# What the task asks
Write each line out exactly, leaving none out.

# Raw data
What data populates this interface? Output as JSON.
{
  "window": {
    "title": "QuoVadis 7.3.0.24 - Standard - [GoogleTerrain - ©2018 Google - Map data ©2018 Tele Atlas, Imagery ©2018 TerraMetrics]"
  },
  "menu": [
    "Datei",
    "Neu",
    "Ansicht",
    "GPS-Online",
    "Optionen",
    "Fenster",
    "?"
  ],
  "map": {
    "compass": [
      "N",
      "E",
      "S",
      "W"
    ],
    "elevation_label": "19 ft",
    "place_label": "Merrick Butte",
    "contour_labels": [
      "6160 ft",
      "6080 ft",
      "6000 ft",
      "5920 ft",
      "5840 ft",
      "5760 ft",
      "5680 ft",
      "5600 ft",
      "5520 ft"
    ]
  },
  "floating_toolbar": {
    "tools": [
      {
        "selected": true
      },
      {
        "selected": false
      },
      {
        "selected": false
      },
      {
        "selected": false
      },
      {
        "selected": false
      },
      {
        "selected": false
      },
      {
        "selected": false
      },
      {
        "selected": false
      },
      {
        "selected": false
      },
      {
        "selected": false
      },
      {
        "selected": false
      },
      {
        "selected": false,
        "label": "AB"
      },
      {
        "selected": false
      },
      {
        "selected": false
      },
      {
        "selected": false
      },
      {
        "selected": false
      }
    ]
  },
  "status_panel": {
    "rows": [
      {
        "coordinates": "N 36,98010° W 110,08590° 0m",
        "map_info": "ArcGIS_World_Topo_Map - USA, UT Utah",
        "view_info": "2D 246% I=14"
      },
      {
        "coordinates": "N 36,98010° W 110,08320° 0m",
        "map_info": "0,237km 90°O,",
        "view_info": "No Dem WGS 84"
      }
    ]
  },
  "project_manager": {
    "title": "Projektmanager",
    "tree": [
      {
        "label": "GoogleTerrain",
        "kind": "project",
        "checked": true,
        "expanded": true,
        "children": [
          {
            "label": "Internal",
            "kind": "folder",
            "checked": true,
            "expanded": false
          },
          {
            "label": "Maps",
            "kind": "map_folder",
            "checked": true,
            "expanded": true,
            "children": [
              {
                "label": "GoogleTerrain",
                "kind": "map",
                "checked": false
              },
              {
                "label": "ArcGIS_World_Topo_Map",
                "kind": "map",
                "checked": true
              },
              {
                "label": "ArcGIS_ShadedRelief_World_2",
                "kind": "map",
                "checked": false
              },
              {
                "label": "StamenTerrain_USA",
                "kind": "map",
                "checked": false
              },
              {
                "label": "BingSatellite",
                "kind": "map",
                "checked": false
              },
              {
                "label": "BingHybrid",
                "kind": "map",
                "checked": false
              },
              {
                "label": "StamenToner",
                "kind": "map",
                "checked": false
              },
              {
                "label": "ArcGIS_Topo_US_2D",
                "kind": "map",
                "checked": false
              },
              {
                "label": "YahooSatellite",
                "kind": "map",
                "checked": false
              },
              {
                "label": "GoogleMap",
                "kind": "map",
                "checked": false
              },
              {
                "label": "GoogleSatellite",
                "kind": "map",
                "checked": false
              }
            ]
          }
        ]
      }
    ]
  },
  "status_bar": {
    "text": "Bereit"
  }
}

# Exercise result
What data populates this interface? Output as JSON.
{
  "window": {
    "title": "QuoVadis 7.3.0.24 - Standard - [GoogleTerrain - ©2018 Google - Map data ©2018 Tele Atlas, Imagery ©2018 TerraMetrics]"
  },
  "menu": [
    "Datei",
    "Neu",
    "Ansicht",
    "GPS-Online",
    "Optionen",
    "Fenster",
    "?"
  ],
  "map": {
    "compass": [
      "N",
      "E",
      "S",
      "W"
    ],
    "elevation_label": "19 ft",
    "place_label": "Merrick Butte",
    "contour_labels": [
      "6160 ft",
      "6080 ft",
      "6000 ft",
      "5920 ft",
      "5840 ft",
      "5760 ft",
      "5680 ft",
      "5600 ft",
      "5520 ft"
    ]
  },
  "floating_toolbar": {
    "tools": [
      {
        "selected": true
      },
      {
        "selected": false
      },
      {
        "selected": false
      },
      {
        "selected": false
      },
      {
        "selected": false
      },
      {
        "selected": false
      },
      {
        "selected": false
      },
      {
        "selected": false
      },
      {
        "selected": false
      },
      {
        "selected": false
      },
      {
        "selected": false
      },
      {
        "selected": false,
        "label": "AB"
      },
      {
        "selected": false
      },
      {
        "selected": false
      },
      {
        "selected": false
      },
      {
        "selected": false
      }
    ]
  },
  "status_panel": {
    "rows": [
      {
        "coordinates": "N 36,98010° W 110,08590° 0m",
        "map_info": "ArcGIS_World_Topo_Map - USA, UT Utah",
        "view_info": "2D 246% I=14"
      },
      {
        "coordinates": "N 36,98010° W 110,08320° 0m",
        "map_info": "0,237km 90°O,",
        "view_info": "No Dem WGS 84"
      }
    ]
  },
  "project_manager": {
    "title": "Projektmanager",
    "tree": [
      {
        "label": "GoogleTerrain",
        "kind": "project",
        "checked": true,
        "expanded": true,
        "children": [
          {
            "label": "Internal",
            "kind": "folder",
            "checked": true,
            "expanded": false
          },
          {
            "label": "Maps",
            "kind": "map_folder",
            "checked": true,
            "expanded": true,
            "children": [
              {
                "label": "GoogleTerrain",
                "kind": "map",
                "checked": false
              },
              {
                "label": "ArcGIS_World_Topo_Map",
                "kind": "map",
                "checked": true
              },
              {
                "label": "ArcGIS_ShadedRelief_World_2",
                "kind": "map",
                "checked": false
              },
              {
                "label": "StamenTerrain_USA",
                "kind": "map",
                "checked": false
              },
              {
                "label": "BingSatellite",
                "kind": "map",
                "checked": false
              },
              {
                "label": "BingHybrid",
                "kind": "map",
                "checked": false
              },
              {
                "label": "StamenToner",
                "kind": "map",
                "checked": false
              },
              {
                "label": "ArcGIS_Topo_US_2D",
                "kind": "map",
                "checked": false
              },
              {
                "label": "YahooSatellite",
                "kind": "map",
                "checked": false
              },
              {
                "label": "GoogleMap",
                "kind": "map",
                "checked": false
              },
              {
                "label": "GoogleSatellite",
                "kind": "map",
                "checked": false
              }
            ]
          }
        ]
      }
    ]
  },
  "status_bar": {
    "text": "Bereit"
  }
}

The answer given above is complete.